━━━ ENTRIES ━━━

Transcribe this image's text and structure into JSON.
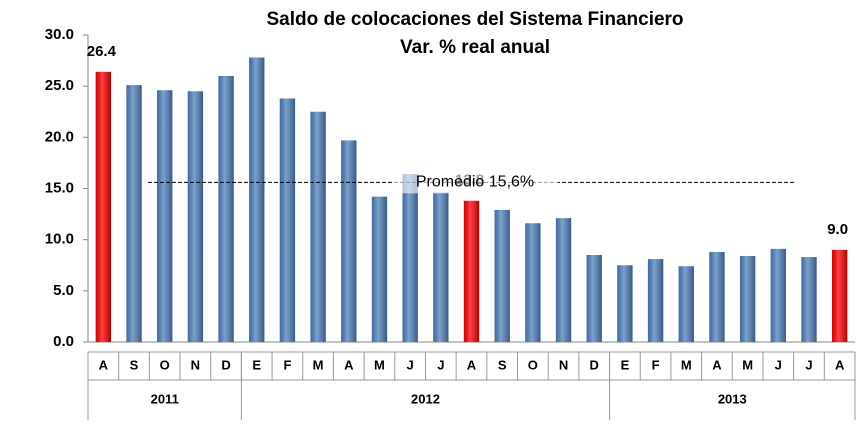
{
  "chart_data": {
    "type": "bar",
    "title": "Saldo de colocaciones del Sistema Financiero",
    "subtitle": "Var. % real anual",
    "categories": [
      "A",
      "S",
      "O",
      "N",
      "D",
      "E",
      "F",
      "M",
      "A",
      "M",
      "J",
      "J",
      "A",
      "S",
      "O",
      "N",
      "D",
      "E",
      "F",
      "M",
      "A",
      "M",
      "J",
      "J",
      "A"
    ],
    "year_groups": [
      {
        "label": "2011",
        "size": 5
      },
      {
        "label": "2012",
        "size": 12
      },
      {
        "label": "2013",
        "size": 8
      }
    ],
    "values": [
      26.4,
      25.1,
      24.6,
      24.5,
      26.0,
      27.8,
      23.8,
      22.5,
      19.7,
      14.2,
      16.4,
      14.6,
      13.8,
      12.9,
      11.6,
      12.1,
      8.5,
      7.5,
      8.1,
      7.4,
      8.8,
      8.4,
      9.1,
      8.3,
      9.0
    ],
    "value_labels": [
      "26.4",
      null,
      null,
      null,
      null,
      null,
      null,
      null,
      null,
      null,
      null,
      null,
      "13.8",
      null,
      null,
      null,
      null,
      null,
      null,
      null,
      null,
      null,
      null,
      null,
      "9.0"
    ],
    "colors": [
      "#ff0000",
      "#4f81bd",
      "#4f81bd",
      "#4f81bd",
      "#4f81bd",
      "#4f81bd",
      "#4f81bd",
      "#4f81bd",
      "#4f81bd",
      "#4f81bd",
      "#4f81bd",
      "#4f81bd",
      "#ff0000",
      "#4f81bd",
      "#4f81bd",
      "#4f81bd",
      "#4f81bd",
      "#4f81bd",
      "#4f81bd",
      "#4f81bd",
      "#4f81bd",
      "#4f81bd",
      "#4f81bd",
      "#4f81bd",
      "#ff0000"
    ],
    "reference_line": {
      "value": 15.6,
      "label": "Promedio 15,6%"
    },
    "ylim": [
      0,
      30
    ],
    "yticks": [
      {
        "value": 0,
        "label": "0.0"
      },
      {
        "value": 5,
        "label": "5.0"
      },
      {
        "value": 10,
        "label": "10.0"
      },
      {
        "value": 15,
        "label": "15.0"
      },
      {
        "value": 20,
        "label": "20.0"
      },
      {
        "value": 25,
        "label": "25.0"
      },
      {
        "value": 30,
        "label": "30.0"
      }
    ]
  }
}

━━━

**THE REQUEST**
Go through the data above and transcribe it in full, omitting any image.

**SOLUTION**
Transcribe this image's text and structure into JSON.
{
  "chart_data": {
    "type": "bar",
    "title": "Saldo de colocaciones del Sistema Financiero",
    "subtitle": "Var. % real anual",
    "categories": [
      "A",
      "S",
      "O",
      "N",
      "D",
      "E",
      "F",
      "M",
      "A",
      "M",
      "J",
      "J",
      "A",
      "S",
      "O",
      "N",
      "D",
      "E",
      "F",
      "M",
      "A",
      "M",
      "J",
      "J",
      "A"
    ],
    "year_groups": [
      {
        "label": "2011",
        "size": 5
      },
      {
        "label": "2012",
        "size": 12
      },
      {
        "label": "2013",
        "size": 8
      }
    ],
    "values": [
      26.4,
      25.1,
      24.6,
      24.5,
      26.0,
      27.8,
      23.8,
      22.5,
      19.7,
      14.2,
      16.4,
      14.6,
      13.8,
      12.9,
      11.6,
      12.1,
      8.5,
      7.5,
      8.1,
      7.4,
      8.8,
      8.4,
      9.1,
      8.3,
      9.0
    ],
    "value_labels": [
      "26.4",
      null,
      null,
      null,
      null,
      null,
      null,
      null,
      null,
      null,
      null,
      null,
      "13.8",
      null,
      null,
      null,
      null,
      null,
      null,
      null,
      null,
      null,
      null,
      null,
      "9.0"
    ],
    "colors": [
      "#ff0000",
      "#4f81bd",
      "#4f81bd",
      "#4f81bd",
      "#4f81bd",
      "#4f81bd",
      "#4f81bd",
      "#4f81bd",
      "#4f81bd",
      "#4f81bd",
      "#4f81bd",
      "#4f81bd",
      "#ff0000",
      "#4f81bd",
      "#4f81bd",
      "#4f81bd",
      "#4f81bd",
      "#4f81bd",
      "#4f81bd",
      "#4f81bd",
      "#4f81bd",
      "#4f81bd",
      "#4f81bd",
      "#4f81bd",
      "#ff0000"
    ],
    "reference_line": {
      "value": 15.6,
      "label": "Promedio 15,6%"
    },
    "ylim": [
      0,
      30
    ],
    "yticks": [
      {
        "value": 0,
        "label": "0.0"
      },
      {
        "value": 5,
        "label": "5.0"
      },
      {
        "value": 10,
        "label": "10.0"
      },
      {
        "value": 15,
        "label": "15.0"
      },
      {
        "value": 20,
        "label": "20.0"
      },
      {
        "value": 25,
        "label": "25.0"
      },
      {
        "value": 30,
        "label": "30.0"
      }
    ]
  }
}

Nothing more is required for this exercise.